■ Challenge
Using the data below, gather each line that includes the word "bebé".

--- Start ---

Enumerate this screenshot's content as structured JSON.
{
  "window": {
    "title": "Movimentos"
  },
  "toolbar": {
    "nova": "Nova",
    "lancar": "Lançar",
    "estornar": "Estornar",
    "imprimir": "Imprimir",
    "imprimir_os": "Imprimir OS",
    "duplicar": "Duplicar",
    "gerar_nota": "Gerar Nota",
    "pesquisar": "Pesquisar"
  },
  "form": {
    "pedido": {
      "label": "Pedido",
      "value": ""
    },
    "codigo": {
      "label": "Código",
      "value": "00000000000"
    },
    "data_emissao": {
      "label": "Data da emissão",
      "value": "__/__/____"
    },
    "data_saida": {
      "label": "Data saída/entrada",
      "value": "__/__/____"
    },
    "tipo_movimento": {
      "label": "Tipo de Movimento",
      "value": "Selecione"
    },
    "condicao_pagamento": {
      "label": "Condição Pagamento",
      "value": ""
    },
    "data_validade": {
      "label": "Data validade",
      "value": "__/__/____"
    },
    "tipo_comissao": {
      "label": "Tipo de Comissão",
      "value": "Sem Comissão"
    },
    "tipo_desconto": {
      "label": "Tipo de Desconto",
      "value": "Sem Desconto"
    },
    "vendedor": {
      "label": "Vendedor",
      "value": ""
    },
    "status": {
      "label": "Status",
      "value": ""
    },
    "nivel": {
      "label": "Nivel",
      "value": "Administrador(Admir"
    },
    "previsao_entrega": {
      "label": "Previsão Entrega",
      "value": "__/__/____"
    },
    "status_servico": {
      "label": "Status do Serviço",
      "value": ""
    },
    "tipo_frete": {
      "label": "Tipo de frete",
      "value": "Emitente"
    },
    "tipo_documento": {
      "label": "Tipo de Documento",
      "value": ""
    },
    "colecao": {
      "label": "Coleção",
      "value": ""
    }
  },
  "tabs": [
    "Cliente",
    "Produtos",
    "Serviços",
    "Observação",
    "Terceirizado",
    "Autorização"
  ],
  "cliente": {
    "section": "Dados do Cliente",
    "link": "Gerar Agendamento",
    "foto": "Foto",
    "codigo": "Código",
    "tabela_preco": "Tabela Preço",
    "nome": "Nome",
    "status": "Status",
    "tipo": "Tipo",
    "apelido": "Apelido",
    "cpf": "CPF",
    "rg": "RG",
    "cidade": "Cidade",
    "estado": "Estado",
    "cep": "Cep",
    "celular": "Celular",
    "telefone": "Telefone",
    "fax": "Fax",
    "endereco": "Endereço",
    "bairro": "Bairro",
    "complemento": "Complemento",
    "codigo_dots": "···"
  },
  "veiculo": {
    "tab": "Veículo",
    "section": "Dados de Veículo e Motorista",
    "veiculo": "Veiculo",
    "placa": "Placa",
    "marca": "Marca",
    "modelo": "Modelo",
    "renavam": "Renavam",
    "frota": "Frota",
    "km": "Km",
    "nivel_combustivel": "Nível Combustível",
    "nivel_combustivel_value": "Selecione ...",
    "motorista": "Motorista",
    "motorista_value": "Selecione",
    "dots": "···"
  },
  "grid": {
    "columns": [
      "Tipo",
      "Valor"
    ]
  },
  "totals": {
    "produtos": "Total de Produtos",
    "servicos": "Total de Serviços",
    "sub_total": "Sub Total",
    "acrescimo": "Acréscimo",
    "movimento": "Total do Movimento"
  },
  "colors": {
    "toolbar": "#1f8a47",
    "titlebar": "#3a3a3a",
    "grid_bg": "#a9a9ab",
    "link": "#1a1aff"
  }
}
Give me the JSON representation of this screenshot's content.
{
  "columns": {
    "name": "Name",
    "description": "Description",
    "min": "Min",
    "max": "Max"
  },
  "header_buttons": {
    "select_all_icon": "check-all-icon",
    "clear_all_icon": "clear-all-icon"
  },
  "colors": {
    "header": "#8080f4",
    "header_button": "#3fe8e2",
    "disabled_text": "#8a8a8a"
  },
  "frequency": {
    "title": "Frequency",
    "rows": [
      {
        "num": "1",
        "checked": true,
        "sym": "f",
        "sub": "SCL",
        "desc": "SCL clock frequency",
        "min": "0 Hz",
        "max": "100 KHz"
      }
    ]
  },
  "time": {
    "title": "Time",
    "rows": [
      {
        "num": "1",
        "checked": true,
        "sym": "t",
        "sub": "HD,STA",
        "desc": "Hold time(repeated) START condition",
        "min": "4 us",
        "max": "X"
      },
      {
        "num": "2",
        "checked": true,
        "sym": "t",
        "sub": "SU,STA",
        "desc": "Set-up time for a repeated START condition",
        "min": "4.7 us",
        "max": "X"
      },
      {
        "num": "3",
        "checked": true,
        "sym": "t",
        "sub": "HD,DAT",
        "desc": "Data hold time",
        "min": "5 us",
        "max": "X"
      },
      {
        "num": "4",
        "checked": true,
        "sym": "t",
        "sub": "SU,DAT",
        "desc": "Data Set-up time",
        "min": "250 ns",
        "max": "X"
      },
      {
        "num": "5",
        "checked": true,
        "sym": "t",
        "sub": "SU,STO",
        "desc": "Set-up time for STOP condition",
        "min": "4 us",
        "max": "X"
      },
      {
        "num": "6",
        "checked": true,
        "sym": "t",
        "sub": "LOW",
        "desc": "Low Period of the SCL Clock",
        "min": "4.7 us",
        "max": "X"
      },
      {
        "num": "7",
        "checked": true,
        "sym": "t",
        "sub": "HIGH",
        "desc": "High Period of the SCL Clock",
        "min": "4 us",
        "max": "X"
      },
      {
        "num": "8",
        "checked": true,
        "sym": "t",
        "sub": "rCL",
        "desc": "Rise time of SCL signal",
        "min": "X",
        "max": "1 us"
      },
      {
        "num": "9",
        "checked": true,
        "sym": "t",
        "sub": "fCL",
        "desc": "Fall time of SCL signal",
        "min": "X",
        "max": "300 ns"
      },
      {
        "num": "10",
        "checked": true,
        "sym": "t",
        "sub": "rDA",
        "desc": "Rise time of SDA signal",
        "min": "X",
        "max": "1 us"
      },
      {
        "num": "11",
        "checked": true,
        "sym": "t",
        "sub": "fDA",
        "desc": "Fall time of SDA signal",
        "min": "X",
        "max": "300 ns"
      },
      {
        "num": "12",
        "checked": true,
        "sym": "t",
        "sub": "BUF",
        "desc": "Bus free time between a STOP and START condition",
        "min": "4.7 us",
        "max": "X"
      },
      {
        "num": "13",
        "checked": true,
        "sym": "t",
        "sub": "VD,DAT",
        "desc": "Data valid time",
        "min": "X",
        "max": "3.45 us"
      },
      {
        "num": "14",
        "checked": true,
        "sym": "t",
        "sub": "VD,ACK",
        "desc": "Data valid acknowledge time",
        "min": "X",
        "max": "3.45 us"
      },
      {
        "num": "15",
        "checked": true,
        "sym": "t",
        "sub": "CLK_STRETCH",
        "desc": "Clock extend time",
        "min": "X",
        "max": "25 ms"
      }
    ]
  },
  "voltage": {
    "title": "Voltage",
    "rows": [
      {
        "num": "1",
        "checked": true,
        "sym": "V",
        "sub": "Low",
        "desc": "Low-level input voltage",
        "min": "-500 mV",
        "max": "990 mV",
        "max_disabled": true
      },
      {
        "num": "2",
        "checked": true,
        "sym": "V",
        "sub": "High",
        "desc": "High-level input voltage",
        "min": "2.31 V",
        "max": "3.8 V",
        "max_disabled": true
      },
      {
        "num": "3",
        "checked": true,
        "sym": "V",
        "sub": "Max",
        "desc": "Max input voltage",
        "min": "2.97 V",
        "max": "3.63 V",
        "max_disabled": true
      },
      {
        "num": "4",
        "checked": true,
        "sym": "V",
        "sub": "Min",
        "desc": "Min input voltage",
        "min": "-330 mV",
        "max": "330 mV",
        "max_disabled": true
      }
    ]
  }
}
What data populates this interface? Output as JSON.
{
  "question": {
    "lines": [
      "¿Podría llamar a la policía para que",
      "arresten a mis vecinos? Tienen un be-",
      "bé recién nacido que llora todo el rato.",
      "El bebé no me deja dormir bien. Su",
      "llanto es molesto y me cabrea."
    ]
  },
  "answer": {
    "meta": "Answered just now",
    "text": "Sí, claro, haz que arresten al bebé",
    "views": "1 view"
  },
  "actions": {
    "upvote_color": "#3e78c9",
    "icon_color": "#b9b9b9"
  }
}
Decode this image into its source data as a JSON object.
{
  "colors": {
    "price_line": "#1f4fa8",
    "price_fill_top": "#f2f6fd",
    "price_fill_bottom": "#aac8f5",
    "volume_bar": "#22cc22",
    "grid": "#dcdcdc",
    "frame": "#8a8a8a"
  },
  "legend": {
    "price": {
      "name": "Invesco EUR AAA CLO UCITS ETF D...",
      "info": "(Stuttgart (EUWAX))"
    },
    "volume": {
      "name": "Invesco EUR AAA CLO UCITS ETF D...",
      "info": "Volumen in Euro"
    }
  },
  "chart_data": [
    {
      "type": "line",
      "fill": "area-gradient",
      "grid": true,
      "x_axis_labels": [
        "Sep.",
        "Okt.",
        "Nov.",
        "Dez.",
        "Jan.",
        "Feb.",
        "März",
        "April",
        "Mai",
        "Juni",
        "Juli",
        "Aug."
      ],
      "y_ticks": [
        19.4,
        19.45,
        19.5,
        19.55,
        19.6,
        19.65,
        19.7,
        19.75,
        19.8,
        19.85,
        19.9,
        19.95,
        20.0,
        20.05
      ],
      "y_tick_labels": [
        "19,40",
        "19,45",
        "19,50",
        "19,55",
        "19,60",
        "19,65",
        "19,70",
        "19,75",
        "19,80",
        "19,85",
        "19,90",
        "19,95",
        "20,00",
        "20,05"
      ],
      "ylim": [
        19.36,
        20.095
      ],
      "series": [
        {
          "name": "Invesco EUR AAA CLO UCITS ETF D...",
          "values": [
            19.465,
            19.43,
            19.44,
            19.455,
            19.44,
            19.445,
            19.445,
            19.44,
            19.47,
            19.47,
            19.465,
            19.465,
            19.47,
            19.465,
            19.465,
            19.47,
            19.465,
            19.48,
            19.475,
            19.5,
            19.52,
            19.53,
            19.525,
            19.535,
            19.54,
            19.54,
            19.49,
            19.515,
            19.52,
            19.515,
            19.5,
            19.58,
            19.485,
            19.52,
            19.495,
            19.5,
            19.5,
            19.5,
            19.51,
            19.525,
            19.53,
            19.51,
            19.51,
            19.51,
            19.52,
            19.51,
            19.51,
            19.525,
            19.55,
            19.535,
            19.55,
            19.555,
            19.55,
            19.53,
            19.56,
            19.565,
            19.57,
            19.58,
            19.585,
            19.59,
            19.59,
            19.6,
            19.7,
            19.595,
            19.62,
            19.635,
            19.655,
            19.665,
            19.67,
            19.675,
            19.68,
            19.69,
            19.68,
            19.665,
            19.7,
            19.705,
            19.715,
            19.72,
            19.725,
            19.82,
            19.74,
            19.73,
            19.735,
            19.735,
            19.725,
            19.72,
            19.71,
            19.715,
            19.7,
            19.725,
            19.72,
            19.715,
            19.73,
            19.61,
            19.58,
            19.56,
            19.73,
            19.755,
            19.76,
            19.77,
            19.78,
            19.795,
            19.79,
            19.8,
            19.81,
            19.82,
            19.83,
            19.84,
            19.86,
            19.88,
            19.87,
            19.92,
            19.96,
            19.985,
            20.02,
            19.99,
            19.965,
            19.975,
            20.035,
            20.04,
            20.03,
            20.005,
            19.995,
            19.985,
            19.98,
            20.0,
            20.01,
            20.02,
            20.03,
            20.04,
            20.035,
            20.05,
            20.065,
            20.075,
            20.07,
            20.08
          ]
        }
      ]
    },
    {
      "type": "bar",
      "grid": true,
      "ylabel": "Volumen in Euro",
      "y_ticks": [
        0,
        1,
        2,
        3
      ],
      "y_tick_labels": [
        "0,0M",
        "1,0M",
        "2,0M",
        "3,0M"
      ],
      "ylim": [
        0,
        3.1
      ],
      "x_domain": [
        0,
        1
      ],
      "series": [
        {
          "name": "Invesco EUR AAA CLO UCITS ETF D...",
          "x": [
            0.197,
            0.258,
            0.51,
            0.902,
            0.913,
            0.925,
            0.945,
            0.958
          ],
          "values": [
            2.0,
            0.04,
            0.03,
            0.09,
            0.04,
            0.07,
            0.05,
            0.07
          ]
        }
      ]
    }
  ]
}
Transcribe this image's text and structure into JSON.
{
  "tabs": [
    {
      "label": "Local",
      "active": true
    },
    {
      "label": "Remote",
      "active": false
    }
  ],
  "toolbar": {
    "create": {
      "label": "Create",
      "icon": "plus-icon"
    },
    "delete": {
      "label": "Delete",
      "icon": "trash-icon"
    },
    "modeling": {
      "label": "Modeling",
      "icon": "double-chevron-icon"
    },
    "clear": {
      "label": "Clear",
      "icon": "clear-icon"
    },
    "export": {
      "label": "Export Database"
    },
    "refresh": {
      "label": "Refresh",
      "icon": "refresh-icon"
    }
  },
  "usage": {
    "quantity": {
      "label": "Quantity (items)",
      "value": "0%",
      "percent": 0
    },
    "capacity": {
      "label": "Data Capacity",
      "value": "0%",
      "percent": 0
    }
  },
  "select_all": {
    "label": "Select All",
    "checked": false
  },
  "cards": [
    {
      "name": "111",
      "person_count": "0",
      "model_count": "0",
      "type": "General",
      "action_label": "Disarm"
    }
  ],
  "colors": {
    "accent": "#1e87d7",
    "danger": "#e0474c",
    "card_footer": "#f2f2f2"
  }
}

--- End ---

■ Answer to this exercise
      "El bebé no me deja dormir bien. Su",
    "text": "Sí, claro, haz que arresten al bebé",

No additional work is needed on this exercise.